───── STORED ROWS ─────

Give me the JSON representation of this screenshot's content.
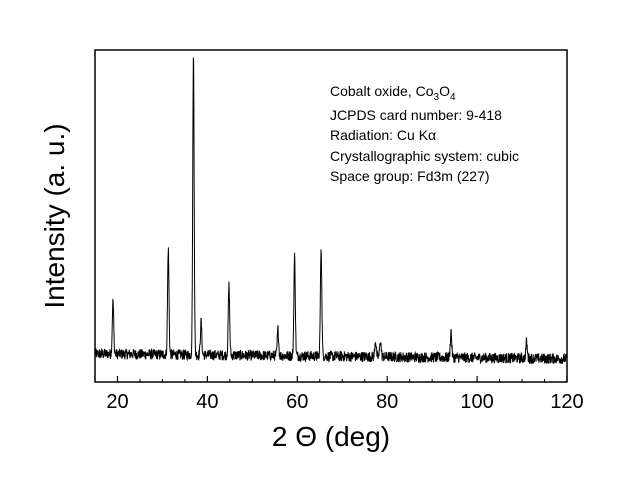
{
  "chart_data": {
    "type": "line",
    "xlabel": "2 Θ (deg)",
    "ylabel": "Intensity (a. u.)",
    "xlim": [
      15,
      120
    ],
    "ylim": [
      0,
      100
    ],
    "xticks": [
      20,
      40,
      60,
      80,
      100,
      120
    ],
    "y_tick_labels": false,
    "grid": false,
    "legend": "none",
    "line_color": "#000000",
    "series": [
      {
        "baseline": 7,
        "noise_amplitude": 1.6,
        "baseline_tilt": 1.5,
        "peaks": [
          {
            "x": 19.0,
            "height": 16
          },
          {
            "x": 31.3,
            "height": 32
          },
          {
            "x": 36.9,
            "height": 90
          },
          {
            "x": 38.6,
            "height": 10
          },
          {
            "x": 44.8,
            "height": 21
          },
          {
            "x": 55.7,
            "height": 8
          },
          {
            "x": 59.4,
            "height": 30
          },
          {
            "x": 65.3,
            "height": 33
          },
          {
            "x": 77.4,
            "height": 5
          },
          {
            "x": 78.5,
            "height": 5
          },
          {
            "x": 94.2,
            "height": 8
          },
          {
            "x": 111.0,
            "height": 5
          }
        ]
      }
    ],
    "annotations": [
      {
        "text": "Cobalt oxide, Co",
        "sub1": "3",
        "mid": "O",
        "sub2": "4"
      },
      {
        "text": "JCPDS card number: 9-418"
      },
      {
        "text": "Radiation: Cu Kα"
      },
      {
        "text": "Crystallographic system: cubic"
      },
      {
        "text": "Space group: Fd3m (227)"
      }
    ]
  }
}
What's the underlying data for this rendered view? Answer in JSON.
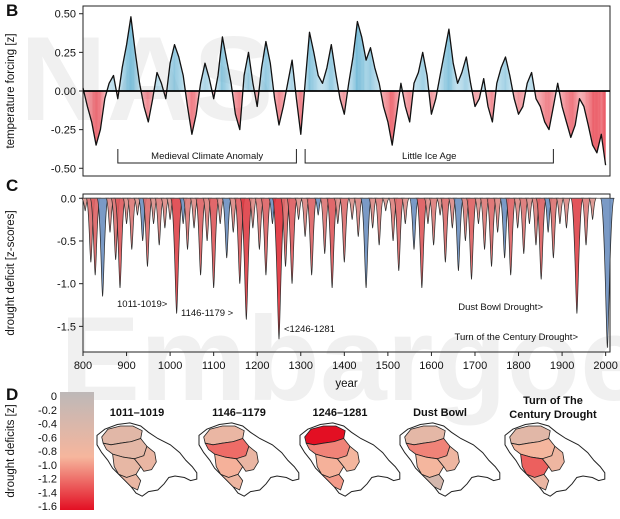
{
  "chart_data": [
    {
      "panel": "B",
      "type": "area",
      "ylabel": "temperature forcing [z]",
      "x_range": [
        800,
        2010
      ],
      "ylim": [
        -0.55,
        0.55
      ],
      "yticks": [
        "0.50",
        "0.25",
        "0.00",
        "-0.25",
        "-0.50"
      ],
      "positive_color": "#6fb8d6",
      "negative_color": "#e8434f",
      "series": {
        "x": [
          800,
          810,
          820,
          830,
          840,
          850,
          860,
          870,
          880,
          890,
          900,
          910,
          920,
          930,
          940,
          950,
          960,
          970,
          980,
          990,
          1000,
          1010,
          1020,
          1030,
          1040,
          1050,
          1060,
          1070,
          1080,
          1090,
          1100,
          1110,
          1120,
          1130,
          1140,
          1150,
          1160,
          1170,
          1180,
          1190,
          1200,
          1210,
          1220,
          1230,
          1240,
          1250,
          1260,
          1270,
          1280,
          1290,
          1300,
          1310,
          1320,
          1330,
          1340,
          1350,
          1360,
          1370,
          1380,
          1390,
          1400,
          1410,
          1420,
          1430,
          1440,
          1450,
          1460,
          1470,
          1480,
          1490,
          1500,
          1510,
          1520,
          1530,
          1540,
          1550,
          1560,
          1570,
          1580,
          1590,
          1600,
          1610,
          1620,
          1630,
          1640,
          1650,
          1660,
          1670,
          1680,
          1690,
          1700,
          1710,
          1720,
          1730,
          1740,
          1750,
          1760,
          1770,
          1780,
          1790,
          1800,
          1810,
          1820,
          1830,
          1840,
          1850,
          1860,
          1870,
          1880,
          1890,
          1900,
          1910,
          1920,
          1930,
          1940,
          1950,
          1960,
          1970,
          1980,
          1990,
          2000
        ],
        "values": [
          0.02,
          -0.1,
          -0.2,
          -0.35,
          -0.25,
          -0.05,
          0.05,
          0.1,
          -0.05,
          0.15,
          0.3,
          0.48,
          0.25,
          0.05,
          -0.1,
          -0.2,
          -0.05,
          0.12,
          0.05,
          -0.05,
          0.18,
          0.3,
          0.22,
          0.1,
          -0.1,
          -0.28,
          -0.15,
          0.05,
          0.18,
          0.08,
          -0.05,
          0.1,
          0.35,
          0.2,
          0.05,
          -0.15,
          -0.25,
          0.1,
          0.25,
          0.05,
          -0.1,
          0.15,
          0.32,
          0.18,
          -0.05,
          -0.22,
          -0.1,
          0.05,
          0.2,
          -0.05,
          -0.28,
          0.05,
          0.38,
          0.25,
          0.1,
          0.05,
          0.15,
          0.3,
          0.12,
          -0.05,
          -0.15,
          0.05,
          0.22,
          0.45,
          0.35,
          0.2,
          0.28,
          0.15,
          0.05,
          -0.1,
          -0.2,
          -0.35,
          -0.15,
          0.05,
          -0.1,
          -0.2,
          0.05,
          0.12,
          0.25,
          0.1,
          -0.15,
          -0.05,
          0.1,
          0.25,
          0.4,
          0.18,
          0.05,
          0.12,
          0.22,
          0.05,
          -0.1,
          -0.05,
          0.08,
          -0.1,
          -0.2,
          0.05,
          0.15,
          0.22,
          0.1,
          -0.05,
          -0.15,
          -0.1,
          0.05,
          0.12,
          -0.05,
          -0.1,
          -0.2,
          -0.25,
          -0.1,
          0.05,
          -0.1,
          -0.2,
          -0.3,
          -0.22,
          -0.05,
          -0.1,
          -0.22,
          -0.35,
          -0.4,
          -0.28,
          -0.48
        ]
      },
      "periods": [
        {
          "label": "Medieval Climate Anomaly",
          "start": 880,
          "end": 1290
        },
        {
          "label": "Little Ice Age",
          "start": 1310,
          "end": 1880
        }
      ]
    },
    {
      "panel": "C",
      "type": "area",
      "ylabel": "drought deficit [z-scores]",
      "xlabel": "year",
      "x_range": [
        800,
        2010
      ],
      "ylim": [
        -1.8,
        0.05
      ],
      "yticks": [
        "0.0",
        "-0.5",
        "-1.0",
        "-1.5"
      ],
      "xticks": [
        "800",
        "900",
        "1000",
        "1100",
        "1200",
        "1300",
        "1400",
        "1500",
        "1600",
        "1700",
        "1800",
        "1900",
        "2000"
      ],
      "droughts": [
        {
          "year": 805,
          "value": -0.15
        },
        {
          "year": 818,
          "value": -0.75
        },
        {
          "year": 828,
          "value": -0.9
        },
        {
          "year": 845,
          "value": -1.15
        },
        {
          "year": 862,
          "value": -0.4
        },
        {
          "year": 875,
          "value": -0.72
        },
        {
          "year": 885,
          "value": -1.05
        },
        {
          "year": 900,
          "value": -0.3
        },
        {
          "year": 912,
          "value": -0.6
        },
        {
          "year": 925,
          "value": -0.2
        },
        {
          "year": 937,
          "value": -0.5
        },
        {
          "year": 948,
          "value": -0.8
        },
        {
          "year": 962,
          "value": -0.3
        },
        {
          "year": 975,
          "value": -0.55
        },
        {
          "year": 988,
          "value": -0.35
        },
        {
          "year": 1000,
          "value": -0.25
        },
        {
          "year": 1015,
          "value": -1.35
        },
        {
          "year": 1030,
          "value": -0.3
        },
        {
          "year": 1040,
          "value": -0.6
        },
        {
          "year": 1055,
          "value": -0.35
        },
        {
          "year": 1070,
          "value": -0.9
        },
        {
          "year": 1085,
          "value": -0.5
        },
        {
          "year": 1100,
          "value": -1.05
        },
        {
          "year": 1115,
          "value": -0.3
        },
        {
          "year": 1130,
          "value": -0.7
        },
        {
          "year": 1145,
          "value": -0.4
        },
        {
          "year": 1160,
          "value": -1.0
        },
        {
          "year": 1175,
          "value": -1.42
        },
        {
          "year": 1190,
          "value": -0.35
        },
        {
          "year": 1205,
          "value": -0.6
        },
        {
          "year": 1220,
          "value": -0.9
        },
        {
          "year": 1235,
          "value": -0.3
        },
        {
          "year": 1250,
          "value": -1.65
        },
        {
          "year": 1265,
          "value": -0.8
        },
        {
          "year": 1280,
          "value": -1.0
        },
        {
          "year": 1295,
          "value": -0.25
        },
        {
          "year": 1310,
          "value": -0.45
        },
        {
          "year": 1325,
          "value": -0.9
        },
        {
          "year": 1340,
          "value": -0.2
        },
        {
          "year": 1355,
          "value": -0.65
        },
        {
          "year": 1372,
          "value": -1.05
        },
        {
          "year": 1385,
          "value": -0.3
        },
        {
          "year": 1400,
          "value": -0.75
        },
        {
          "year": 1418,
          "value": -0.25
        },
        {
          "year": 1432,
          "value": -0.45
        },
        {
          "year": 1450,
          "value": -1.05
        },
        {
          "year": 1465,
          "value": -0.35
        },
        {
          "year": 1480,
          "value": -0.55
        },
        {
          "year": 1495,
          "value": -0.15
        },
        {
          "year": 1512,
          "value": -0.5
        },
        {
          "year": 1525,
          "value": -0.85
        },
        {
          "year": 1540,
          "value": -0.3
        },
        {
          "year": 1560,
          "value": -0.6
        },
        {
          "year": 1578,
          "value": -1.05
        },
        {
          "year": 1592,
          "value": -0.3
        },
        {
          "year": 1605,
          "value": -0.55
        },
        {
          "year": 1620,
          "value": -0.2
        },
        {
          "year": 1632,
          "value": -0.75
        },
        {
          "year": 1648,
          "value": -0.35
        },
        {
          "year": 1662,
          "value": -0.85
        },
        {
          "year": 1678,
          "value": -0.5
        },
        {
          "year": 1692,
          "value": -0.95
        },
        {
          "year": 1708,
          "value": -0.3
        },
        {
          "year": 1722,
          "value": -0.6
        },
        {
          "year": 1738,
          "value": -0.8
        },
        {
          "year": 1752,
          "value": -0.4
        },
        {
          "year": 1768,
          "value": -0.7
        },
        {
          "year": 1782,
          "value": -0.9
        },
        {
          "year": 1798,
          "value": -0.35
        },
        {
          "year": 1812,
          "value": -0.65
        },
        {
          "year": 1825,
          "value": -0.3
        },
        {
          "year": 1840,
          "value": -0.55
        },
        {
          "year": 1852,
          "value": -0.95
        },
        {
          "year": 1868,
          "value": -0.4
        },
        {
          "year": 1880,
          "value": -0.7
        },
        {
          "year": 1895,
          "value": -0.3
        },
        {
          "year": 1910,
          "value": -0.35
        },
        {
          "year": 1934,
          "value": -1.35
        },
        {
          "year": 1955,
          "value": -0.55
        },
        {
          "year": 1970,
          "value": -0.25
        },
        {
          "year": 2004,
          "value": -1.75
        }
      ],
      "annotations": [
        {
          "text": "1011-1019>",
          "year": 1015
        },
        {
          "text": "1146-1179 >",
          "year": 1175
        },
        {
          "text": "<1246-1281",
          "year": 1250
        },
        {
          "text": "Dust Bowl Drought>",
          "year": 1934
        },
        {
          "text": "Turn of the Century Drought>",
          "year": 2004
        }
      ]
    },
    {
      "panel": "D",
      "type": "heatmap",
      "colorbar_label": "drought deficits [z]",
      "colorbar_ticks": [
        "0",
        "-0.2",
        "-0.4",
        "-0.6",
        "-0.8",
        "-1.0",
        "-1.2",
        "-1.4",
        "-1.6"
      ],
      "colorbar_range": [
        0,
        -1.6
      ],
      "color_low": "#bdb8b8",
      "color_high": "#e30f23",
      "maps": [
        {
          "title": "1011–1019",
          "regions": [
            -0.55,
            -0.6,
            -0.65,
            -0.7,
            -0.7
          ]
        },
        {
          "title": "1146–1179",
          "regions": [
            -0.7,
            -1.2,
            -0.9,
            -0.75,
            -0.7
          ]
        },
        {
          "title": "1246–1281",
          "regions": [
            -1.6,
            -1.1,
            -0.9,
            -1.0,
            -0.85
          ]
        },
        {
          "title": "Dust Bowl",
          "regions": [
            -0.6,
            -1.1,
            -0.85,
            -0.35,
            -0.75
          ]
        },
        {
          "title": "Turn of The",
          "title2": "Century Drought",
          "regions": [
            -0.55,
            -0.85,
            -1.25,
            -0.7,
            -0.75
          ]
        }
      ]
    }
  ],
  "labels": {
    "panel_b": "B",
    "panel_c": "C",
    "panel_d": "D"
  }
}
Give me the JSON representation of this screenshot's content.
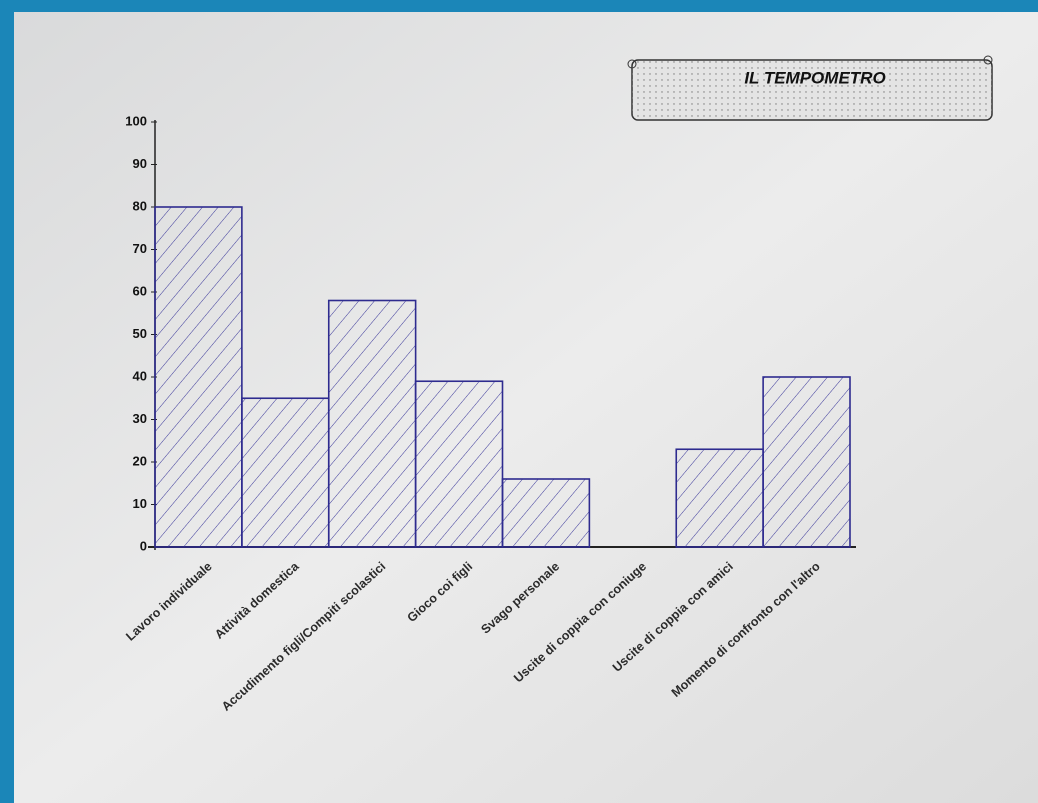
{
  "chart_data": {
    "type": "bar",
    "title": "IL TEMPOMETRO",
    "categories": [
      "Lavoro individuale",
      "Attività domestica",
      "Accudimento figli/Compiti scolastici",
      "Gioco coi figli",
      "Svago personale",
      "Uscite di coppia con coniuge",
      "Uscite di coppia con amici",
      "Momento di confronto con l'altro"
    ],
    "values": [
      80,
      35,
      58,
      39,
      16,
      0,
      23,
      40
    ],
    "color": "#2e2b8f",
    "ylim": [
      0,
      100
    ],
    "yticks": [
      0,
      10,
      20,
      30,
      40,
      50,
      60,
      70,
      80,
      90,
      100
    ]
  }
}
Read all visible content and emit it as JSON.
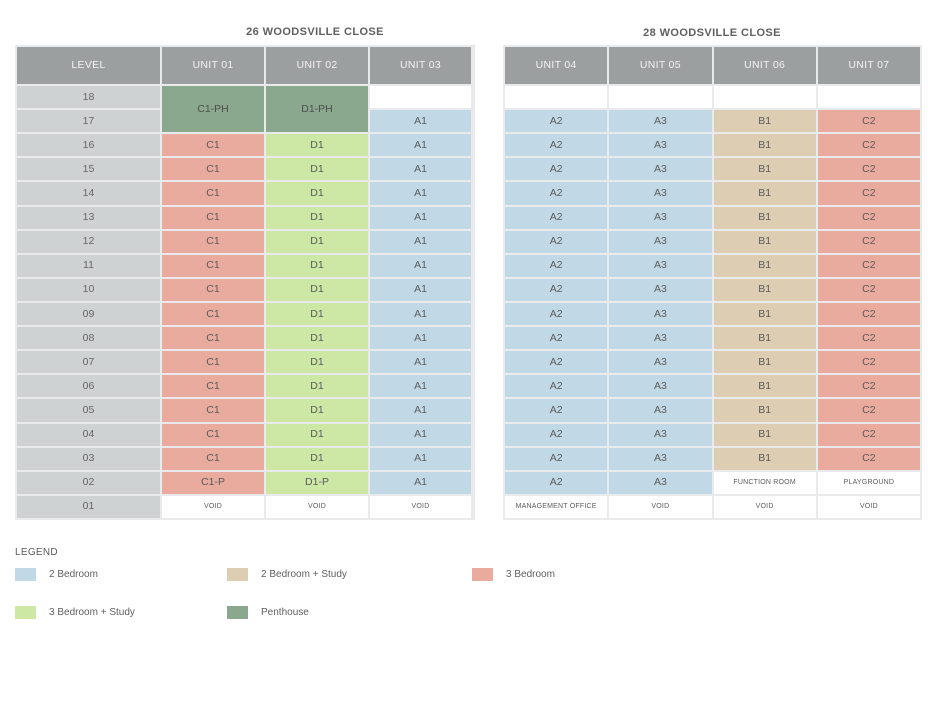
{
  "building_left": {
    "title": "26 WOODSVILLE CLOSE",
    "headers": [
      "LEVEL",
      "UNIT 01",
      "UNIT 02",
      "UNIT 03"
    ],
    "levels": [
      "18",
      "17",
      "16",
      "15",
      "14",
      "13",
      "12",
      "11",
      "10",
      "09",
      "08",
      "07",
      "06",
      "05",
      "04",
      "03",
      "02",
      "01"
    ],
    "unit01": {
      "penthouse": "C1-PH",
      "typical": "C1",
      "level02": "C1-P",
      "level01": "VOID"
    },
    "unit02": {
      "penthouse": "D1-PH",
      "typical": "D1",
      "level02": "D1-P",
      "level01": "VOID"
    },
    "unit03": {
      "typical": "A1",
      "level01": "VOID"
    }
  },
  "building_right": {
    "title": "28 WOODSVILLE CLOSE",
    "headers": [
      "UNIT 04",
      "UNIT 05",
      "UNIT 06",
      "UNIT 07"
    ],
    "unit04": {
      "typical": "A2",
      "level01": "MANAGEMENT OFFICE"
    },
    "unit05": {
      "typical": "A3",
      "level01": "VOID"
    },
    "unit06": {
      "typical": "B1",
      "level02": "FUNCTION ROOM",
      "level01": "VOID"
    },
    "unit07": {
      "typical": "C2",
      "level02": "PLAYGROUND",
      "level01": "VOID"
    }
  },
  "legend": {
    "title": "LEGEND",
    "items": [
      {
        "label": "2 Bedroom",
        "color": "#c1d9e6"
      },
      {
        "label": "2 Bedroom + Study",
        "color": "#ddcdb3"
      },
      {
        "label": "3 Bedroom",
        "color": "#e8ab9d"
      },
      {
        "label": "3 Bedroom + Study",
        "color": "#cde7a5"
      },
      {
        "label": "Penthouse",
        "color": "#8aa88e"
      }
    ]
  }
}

─────

EXERCISE: Where a line above includes "coppia", copy that line.

REPLY TO THE TASK:
      "Uscite di coppia con coniuge",
      "Uscite di coppia con amici",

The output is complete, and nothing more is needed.